Recorded data:
****************************************
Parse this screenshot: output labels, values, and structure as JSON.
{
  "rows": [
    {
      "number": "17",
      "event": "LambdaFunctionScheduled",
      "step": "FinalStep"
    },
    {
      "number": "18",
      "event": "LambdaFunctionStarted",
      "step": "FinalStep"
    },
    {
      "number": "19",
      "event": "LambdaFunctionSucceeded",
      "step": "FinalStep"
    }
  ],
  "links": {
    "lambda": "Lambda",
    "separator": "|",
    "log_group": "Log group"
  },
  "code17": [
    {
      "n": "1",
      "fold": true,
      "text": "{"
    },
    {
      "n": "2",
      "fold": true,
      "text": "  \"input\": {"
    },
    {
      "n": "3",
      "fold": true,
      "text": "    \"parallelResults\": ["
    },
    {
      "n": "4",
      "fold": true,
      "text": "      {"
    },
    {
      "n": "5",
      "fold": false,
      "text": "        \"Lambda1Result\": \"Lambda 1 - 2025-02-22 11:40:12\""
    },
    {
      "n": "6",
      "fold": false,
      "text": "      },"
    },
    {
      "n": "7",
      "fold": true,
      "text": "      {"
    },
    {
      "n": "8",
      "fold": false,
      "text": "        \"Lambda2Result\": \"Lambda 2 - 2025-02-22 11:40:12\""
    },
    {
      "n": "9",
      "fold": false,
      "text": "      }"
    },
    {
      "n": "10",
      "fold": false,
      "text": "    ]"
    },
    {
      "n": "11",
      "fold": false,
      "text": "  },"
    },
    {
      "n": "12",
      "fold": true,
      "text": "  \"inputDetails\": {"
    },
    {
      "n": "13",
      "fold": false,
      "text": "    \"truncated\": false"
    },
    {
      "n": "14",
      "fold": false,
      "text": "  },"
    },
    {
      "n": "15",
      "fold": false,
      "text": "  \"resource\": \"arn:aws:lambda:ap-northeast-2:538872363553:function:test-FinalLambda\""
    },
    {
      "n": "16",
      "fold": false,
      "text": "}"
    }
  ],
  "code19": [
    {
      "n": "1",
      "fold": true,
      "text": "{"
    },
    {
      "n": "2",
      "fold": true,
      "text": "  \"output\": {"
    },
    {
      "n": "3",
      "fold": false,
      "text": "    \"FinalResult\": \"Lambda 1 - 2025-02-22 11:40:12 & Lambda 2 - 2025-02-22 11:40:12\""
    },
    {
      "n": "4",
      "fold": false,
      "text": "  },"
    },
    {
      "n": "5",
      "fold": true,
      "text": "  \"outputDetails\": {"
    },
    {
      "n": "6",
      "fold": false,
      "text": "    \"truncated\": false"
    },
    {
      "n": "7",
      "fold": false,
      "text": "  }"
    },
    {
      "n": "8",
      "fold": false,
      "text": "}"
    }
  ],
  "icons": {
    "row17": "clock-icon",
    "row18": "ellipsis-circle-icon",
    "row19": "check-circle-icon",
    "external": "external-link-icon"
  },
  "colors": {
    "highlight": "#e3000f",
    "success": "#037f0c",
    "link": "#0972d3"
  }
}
****************************************
__THE REQUEST__.
Determine the number of lines in the entries above where the string "event" appears. Answer with the number alone.

__ANSWER TO THE TASK__.
3